SOURCE PASSAGE
---*---
Thank you for your excellent work, I would like to ask where the A in your paper is in the code?

xlnn commented 8 months ago

Thank you for your excellent work, I would like to ask where the A in your paper is in the code? Is it the code below, but I didn't find the code about A? class AgentAttention of agent_transformer/models/agent_swin.py

tian-qing001 commented 8 months ago

Hi @xlnn, thank you for interest in our work. In the code, the variable agent_tokens corresponds to Agent Tokens ($A$), and the variable agent_v corresponds to Agent Features ($V_A$).

xlnn commented 8 months ago

Hi @xlnn, thank you for interest in our work. In the code, the variable agent_tokens corresponds to Agent Tokens (A), and the variable agent_v corresponds to Agent Features (VA).

谢谢您的回答，但是我还有一个问题：我将swin transformer的注意力换成了您的AgentAttention：

class AgentAttention(nn.Module):
    r""" Window based multi-head self attention (W-MSA) module with relative position bias.
    It supports both of shifted and non-shifted window.

    Args:
        dim (int): Number of input channels.
        num_heads (int): Number of attention heads.
        qkv_bias (bool, optional):  If True, add a learnable bias to query, key, value. Default: True
        qk_scale (float | None, optional): Override default qk scale of head_dim ** -0.5 if set
        attn_drop (float, optional): Dropout ratio of attention weight. Default: 0.0
        proj_drop (float, optional): Dropout ratio of output. Default: 0.0
    """

    def __init__(self, dim, window_size, num_heads, qkv_bias=True, qk_scale=None, attn_drop=0., proj_drop=0.,
                 shift_size=0, agent_num=49, **kwargs):

        super().__init__()
        self.dim = dim
        self.window_size = window_size  # Wh, Ww
        self.num_heads = num_heads
        head_dim = dim // num_heads
        self.scale = head_dim ** -0.5
        self.qkv = nn.Linear(dim, dim * 3, bias=qkv_bias)
        self.attn_drop = nn.Dropout(attn_drop)
        self.proj = nn.Linear(dim, dim)
        self.proj_drop = nn.Dropout(proj_drop)
        self.softmax = nn.Softmax(dim=-1)
        self.shift_size = shift_size

        self.agent_num = agent_num
        self.dwc = nn.Conv2d(in_channels=dim, out_channels=dim, kernel_size=(3, 3), padding=1, groups=dim)
        self.an_bias = nn.Parameter(torch.zeros(num_heads, agent_num, 7, 7))
        self.na_bias = nn.Parameter(torch.zeros(num_heads, agent_num, 7, 7))
        self.ah_bias = nn.Parameter(torch.zeros(1, num_heads, agent_num, window_size[0], 1))
        self.aw_bias = nn.Parameter(torch.zeros(1, num_heads, agent_num, 1, window_size[1]))
---*---
ENTRIES PROVIDED
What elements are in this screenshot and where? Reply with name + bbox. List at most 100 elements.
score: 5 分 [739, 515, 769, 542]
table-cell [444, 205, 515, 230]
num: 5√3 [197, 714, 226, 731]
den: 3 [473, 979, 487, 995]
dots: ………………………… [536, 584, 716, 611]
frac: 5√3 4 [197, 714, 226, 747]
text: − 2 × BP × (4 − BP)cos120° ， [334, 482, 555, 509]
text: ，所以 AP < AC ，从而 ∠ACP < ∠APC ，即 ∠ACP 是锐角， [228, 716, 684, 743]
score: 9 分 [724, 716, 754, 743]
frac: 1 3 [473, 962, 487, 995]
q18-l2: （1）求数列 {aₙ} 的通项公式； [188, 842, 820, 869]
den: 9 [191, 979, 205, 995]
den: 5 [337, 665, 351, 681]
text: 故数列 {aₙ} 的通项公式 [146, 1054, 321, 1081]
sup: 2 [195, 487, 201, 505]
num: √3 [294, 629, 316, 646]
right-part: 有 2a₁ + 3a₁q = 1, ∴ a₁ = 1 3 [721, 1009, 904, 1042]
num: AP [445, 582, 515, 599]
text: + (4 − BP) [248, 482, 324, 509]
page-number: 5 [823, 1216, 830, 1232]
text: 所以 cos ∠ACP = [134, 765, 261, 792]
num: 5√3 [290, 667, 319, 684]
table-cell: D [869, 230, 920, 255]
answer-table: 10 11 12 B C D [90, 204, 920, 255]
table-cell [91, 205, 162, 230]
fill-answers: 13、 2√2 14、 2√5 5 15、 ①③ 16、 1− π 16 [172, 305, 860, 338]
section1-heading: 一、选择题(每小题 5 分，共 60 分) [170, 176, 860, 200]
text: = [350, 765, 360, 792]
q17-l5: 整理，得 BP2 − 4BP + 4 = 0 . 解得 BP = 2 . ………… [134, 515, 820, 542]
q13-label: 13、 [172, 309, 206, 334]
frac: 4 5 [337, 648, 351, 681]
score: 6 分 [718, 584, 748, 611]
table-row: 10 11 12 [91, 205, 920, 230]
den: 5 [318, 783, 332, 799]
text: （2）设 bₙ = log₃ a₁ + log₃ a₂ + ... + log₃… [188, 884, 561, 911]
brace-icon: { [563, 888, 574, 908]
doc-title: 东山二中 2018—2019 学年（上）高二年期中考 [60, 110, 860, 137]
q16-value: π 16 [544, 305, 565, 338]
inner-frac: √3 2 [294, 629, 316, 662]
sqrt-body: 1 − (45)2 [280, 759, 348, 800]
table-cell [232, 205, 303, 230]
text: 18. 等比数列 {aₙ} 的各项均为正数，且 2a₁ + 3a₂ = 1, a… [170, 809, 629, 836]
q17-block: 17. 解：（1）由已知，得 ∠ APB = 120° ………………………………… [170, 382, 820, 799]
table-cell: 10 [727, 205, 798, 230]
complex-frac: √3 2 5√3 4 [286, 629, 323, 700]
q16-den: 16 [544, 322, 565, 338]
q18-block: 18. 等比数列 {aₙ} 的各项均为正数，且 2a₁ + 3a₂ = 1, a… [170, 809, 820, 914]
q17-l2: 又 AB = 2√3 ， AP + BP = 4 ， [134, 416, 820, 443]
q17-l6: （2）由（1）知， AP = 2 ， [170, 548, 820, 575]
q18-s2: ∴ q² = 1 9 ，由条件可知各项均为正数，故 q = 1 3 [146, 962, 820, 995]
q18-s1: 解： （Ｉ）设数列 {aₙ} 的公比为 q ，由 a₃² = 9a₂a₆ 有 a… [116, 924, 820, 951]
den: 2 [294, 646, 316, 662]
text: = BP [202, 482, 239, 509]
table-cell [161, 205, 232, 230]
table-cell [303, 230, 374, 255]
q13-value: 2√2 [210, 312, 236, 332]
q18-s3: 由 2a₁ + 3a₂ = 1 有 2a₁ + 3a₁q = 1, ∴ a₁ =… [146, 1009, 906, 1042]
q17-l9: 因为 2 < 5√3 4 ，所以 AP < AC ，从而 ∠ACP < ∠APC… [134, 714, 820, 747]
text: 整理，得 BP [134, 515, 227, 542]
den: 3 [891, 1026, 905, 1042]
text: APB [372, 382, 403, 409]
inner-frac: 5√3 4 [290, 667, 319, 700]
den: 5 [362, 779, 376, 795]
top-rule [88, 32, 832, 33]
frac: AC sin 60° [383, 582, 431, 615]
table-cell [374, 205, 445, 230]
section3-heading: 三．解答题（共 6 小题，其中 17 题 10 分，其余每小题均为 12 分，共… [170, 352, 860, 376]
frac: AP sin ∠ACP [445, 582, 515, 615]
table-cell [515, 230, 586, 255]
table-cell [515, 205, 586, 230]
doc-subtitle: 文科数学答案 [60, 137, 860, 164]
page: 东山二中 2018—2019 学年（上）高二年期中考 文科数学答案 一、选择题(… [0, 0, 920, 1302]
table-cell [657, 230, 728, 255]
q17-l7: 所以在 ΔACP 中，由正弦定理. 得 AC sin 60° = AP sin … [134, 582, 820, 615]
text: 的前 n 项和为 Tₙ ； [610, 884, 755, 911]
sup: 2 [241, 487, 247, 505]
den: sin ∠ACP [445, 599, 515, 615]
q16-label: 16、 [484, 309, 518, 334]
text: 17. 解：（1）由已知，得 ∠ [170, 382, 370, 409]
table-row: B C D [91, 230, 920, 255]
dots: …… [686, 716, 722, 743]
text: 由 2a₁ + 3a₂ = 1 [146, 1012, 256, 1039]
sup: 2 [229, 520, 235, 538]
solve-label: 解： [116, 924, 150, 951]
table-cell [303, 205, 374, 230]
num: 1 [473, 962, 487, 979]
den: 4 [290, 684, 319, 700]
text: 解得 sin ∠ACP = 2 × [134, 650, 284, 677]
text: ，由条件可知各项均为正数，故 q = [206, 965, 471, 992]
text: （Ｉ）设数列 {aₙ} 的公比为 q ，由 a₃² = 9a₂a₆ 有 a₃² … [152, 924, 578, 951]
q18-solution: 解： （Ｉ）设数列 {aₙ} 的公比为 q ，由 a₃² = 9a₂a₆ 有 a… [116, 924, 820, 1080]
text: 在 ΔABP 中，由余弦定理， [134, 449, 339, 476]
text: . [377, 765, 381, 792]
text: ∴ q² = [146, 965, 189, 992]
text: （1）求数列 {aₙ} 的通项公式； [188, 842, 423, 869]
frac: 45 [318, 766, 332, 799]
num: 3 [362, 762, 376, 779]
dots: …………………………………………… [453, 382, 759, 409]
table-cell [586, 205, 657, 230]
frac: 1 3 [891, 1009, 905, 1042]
---*---
GIVEN EXERCISE
Extend the agent attention thread, picking up right after its last line of code. These items have no connection to the agent attention thread.

ANSWER TO THE TASK
        self.ha_bias = nn.Parameter(torch.zeros(1, num_heads, window_size[0], 1, agent_num))
        self.wa_bias = nn.Parameter(torch.zeros(1, num_heads, 1, window_size[1], agent_num))
        trunc_normal_(self.an_bias, std=.02)
        trunc_normal_(self.na_bias, std=.02)
        trunc_normal_(self.ah_bias, std=.02)
        trunc_normal_(self.aw_bias, std=.02)
        trunc_normal_(self.ha_bias, std=.02)
        trunc_normal_(self.wa_bias, std=.02)
        pool_size = int(agent_num ** 0.5)
        self.pool = nn.AdaptiveAvgPool2d(output_size=(pool_size, pool_size))

    def forward(self, x, mask=None):
        """
        Args:
            x: input features with shape of (num_windows*B, N, C)
            mask: (0/-inf) mask with shape of (num_windows, Wh*Ww, Wh*Ww) or None
        """
        b, n, c = x.shape
        h = int(n ** 0.5)
        w = int(n ** 0.5)
        num_heads = self.num_heads
        head_dim = c // num_heads
        qkv = self.qkv(x).reshape(b, n, 3, c).permute(2, 0, 1, 3)
        q, k, v = qkv[0], qkv[1], qkv[2]  # make torchscript happy (cannot use tensor as tuple)
        # q, k, v: b, n, c

        agent_tokens = self.pool(q.reshape(b, h, w, c).permute(0, 3, 1, 2)).reshape(b, c, -1).permute(0, 2, 1)
        q = q.reshape(b, n, num_heads, head_dim).permute(0, 2, 1, 3)
        k = k.reshape(b, n, num_heads, head_dim).permute(0, 2, 1, 3)
        v = v.reshape(b, n, num_heads, head_dim).permute(0, 2, 1, 3)
        agent_tokens = agent_tokens.reshape(b, self.agent_num, num_heads, head_dim).permute(0, 2, 1, 3)

        position_bias1 = nn.functional.interpolate(self.an_bias, size=self.window_size, mode='bilinear')
        position_bias1 = position_bias1.reshape(1, num_heads, self.agent_num, -1).repeat(b, 1, 1, 1)
        position_bias2 = (self.ah_bias + self.aw_bias).reshape(1, num_heads, self.agent_num, -1).repeat(b, 1, 1, 1)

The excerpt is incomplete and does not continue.